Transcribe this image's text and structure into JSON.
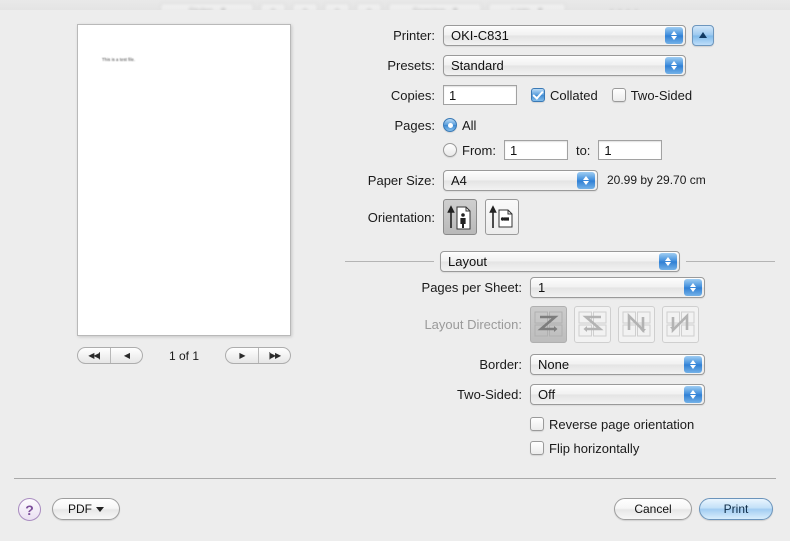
{
  "background_toolbar": {
    "items": [
      "Styles",
      "Spacing",
      "Lists"
    ]
  },
  "preview": {
    "page_text": "This is a test file.",
    "page_indicator": "1 of 1",
    "nav": {
      "first_label": "◀◀|",
      "prev_label": "◀",
      "next_label": "▶",
      "last_label": "|▶▶"
    }
  },
  "settings": {
    "printer": {
      "label": "Printer:",
      "value": "OKI-C831"
    },
    "presets": {
      "label": "Presets:",
      "value": "Standard"
    },
    "copies": {
      "label": "Copies:",
      "value": "1",
      "collated_label": "Collated",
      "collated_checked": true,
      "two_sided_label": "Two-Sided",
      "two_sided_checked": false
    },
    "pages": {
      "label": "Pages:",
      "all_label": "All",
      "all_selected": true,
      "from_label": "From:",
      "from_value": "1",
      "to_label": "to:",
      "to_value": "1"
    },
    "paper_size": {
      "label": "Paper Size:",
      "value": "A4",
      "measurement": "20.99 by 29.70 cm"
    },
    "orientation": {
      "label": "Orientation:",
      "portrait_selected": true,
      "landscape_selected": false
    }
  },
  "section": {
    "popup_value": "Layout"
  },
  "layout": {
    "pages_per_sheet": {
      "label": "Pages per Sheet:",
      "value": "1"
    },
    "layout_direction": {
      "label": "Layout Direction:",
      "options": [
        "z-pattern",
        "s-pattern",
        "reverse-n-pattern",
        "n-pattern"
      ],
      "selected_index": 0
    },
    "border": {
      "label": "Border:",
      "value": "None"
    },
    "two_sided": {
      "label": "Two-Sided:",
      "value": "Off"
    },
    "reverse_page_orientation": {
      "label": "Reverse page orientation",
      "checked": false
    },
    "flip_horizontally": {
      "label": "Flip horizontally",
      "checked": false
    }
  },
  "footer": {
    "help_label": "?",
    "pdf_label": "PDF",
    "cancel_label": "Cancel",
    "print_label": "Print"
  }
}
········
SHORT PROBLEM →
Transcribe the entries above verbatim, omitting their pictures.

RESPONSE TO THE TASK →
Transcribe this image's text and structure into JSON.
{
  "background_toolbar": {
    "items": [
      "Styles",
      "Spacing",
      "Lists"
    ]
  },
  "preview": {
    "page_text": "This is a test file.",
    "page_indicator": "1 of 1",
    "nav": {
      "first_label": "◀◀|",
      "prev_label": "◀",
      "next_label": "▶",
      "last_label": "|▶▶"
    }
  },
  "settings": {
    "printer": {
      "label": "Printer:",
      "value": "OKI-C831"
    },
    "presets": {
      "label": "Presets:",
      "value": "Standard"
    },
    "copies": {
      "label": "Copies:",
      "value": "1",
      "collated_label": "Collated",
      "collated_checked": true,
      "two_sided_label": "Two-Sided",
      "two_sided_checked": false
    },
    "pages": {
      "label": "Pages:",
      "all_label": "All",
      "all_selected": true,
      "from_label": "From:",
      "from_value": "1",
      "to_label": "to:",
      "to_value": "1"
    },
    "paper_size": {
      "label": "Paper Size:",
      "value": "A4",
      "measurement": "20.99 by 29.70 cm"
    },
    "orientation": {
      "label": "Orientation:",
      "portrait_selected": true,
      "landscape_selected": false
    }
  },
  "section": {
    "popup_value": "Layout"
  },
  "layout": {
    "pages_per_sheet": {
      "label": "Pages per Sheet:",
      "value": "1"
    },
    "layout_direction": {
      "label": "Layout Direction:",
      "options": [
        "z-pattern",
        "s-pattern",
        "reverse-n-pattern",
        "n-pattern"
      ],
      "selected_index": 0
    },
    "border": {
      "label": "Border:",
      "value": "None"
    },
    "two_sided": {
      "label": "Two-Sided:",
      "value": "Off"
    },
    "reverse_page_orientation": {
      "label": "Reverse page orientation",
      "checked": false
    },
    "flip_horizontally": {
      "label": "Flip horizontally",
      "checked": false
    }
  },
  "footer": {
    "help_label": "?",
    "pdf_label": "PDF",
    "cancel_label": "Cancel",
    "print_label": "Print"
  }
}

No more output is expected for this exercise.